** begin LISTED RECORDS **

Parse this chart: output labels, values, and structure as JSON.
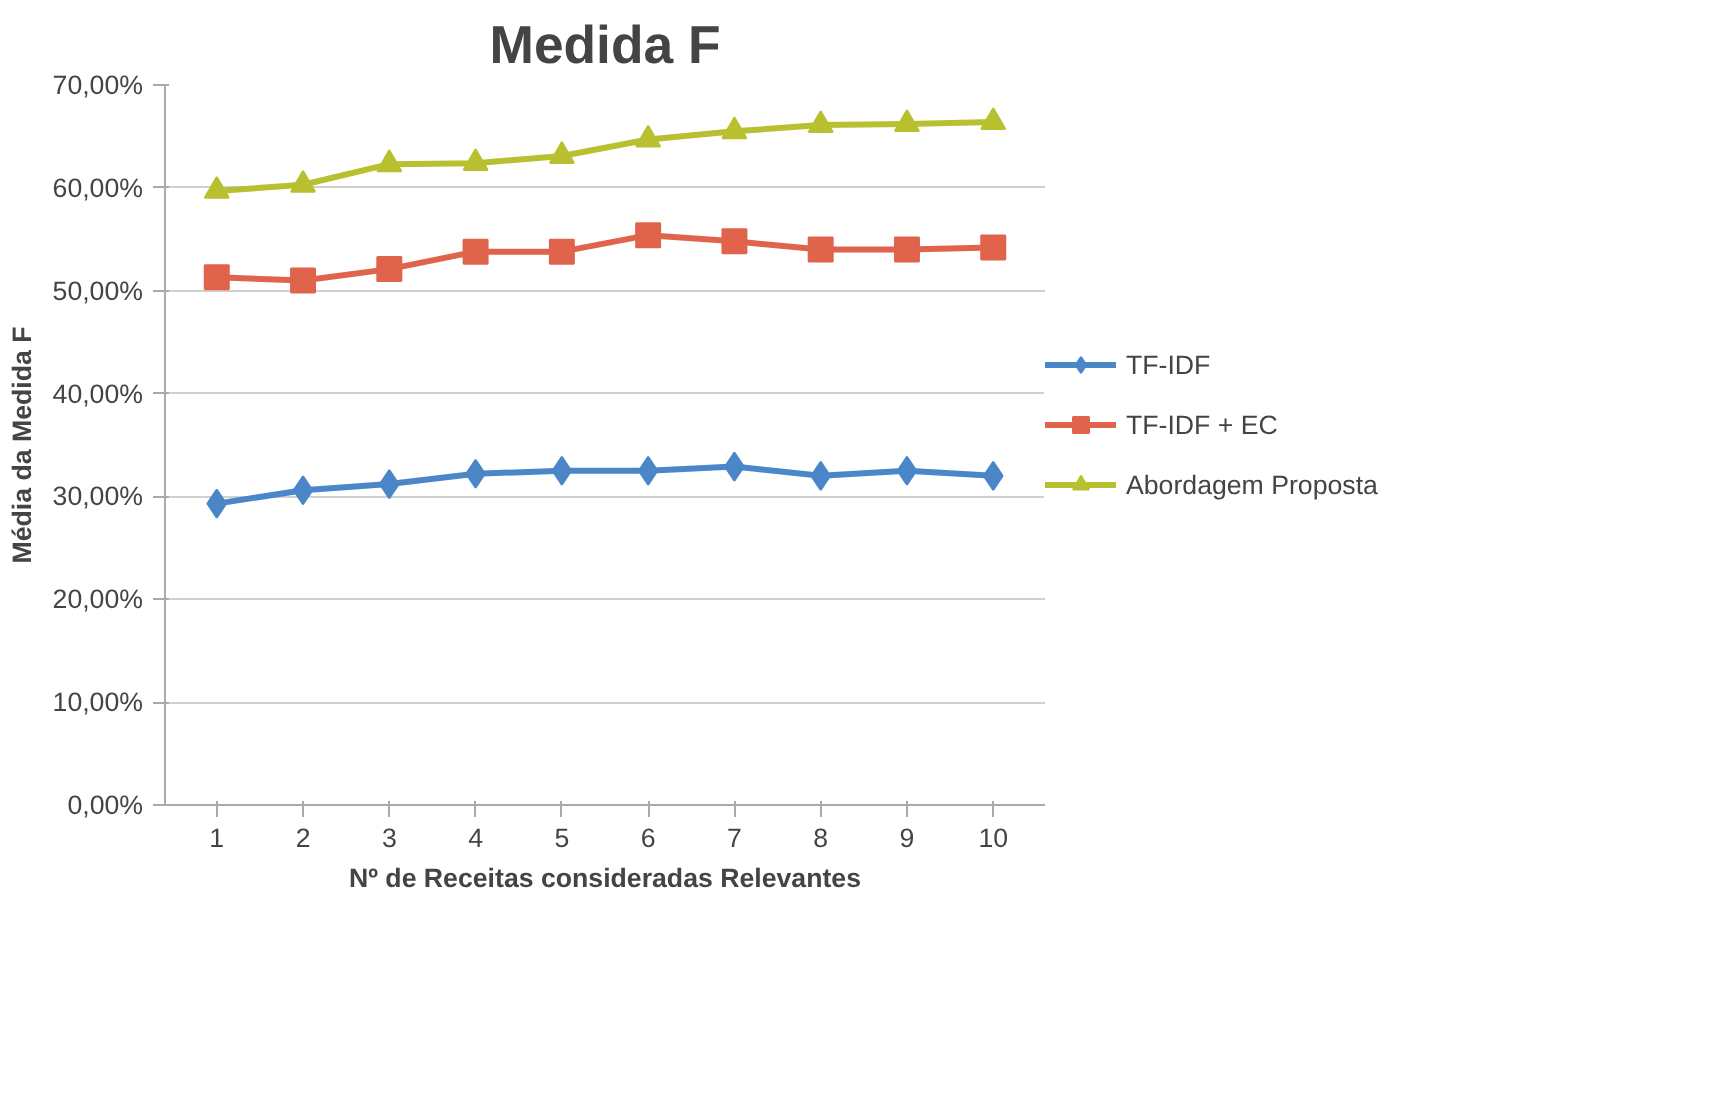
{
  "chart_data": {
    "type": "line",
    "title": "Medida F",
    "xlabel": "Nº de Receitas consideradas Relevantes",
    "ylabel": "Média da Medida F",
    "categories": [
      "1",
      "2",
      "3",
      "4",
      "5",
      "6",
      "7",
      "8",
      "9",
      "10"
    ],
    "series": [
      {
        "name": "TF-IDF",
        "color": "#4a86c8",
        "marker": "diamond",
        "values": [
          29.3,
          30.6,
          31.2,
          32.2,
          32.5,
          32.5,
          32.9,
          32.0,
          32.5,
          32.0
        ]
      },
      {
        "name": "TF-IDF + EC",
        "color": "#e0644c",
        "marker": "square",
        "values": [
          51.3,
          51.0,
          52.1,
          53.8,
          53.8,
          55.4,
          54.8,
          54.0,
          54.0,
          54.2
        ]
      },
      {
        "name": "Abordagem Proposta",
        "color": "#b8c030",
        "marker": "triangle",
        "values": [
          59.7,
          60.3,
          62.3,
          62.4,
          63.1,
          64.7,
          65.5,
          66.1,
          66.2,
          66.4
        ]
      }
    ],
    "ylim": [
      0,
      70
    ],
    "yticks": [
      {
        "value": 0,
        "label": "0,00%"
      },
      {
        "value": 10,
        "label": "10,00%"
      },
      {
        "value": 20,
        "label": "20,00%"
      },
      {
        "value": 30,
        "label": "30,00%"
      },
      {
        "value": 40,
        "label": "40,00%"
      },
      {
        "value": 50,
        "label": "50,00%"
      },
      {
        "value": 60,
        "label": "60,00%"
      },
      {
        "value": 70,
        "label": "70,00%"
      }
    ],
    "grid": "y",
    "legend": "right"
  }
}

** end LISTED RECORDS **
** begin LISTED RECORDS **

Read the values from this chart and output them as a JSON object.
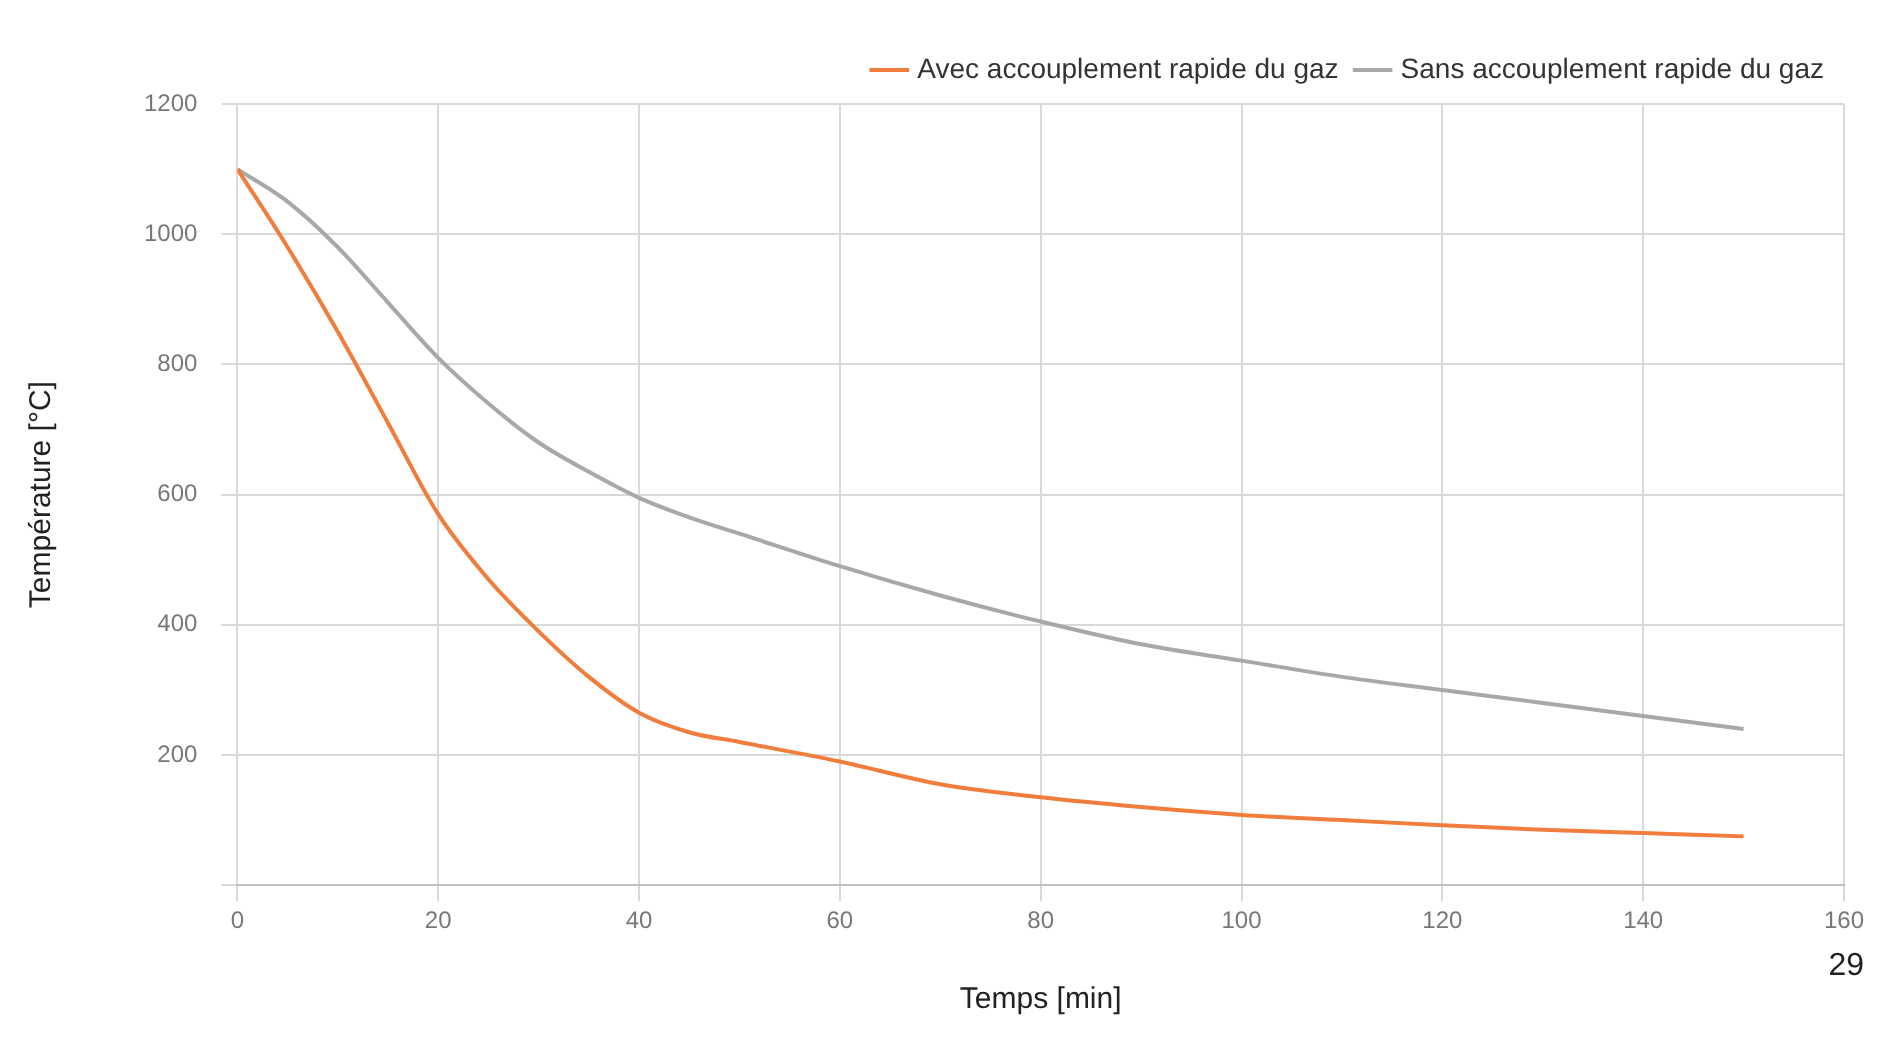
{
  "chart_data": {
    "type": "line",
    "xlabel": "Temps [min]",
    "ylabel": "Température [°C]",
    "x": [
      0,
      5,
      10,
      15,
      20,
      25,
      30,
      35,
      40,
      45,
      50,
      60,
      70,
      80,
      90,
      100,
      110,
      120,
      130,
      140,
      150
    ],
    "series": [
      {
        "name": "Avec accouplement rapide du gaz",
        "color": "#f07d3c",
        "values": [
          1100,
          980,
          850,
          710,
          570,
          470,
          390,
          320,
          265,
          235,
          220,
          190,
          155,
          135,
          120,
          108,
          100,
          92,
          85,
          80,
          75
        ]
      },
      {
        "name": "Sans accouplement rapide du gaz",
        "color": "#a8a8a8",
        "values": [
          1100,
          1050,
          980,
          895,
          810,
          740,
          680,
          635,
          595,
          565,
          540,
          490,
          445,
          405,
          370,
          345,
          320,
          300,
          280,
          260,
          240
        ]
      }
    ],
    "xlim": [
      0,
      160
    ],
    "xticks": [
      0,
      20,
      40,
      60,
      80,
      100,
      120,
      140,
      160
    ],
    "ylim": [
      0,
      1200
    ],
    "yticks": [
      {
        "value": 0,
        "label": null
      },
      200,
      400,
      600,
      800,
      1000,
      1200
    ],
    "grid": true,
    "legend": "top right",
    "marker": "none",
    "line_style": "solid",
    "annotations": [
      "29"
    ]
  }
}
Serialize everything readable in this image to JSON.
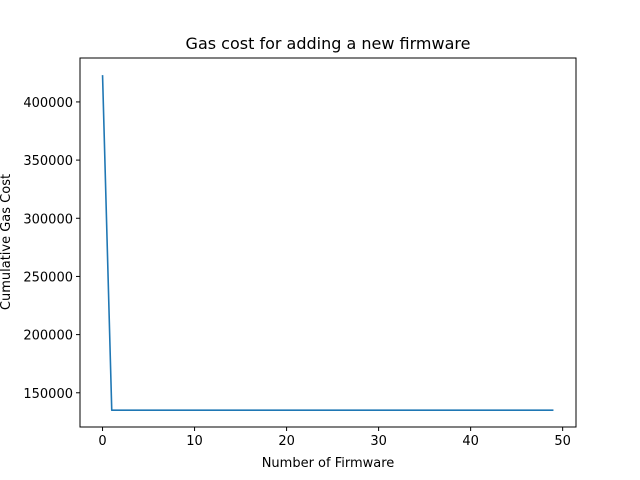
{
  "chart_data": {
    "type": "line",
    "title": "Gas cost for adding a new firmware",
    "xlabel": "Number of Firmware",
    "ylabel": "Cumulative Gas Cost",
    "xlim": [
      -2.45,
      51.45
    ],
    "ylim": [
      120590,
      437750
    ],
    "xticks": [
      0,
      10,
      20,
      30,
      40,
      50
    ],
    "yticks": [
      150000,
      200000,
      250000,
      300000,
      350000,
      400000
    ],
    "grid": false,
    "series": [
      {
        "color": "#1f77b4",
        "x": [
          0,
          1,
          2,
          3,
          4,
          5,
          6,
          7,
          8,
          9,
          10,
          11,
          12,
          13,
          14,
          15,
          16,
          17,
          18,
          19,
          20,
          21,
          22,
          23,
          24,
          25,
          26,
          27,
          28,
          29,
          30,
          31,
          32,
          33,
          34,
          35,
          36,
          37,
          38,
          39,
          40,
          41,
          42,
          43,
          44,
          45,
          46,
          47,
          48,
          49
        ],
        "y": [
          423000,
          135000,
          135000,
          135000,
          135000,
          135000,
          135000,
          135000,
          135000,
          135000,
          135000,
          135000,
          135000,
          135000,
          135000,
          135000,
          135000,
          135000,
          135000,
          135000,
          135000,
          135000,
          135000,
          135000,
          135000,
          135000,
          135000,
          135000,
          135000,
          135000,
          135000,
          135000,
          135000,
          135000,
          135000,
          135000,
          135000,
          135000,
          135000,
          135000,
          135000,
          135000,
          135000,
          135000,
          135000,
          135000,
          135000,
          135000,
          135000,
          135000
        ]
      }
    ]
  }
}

** end LISTED RECORDS **

EXERCISE DIRECTIONS -
Pick out the lines that have the word "marker". Copy them all.

RESPONSE TO THIS TASK -
        "marker": "diamond",
        "marker": "square",
        "marker": "triangle",
    "marker": "none",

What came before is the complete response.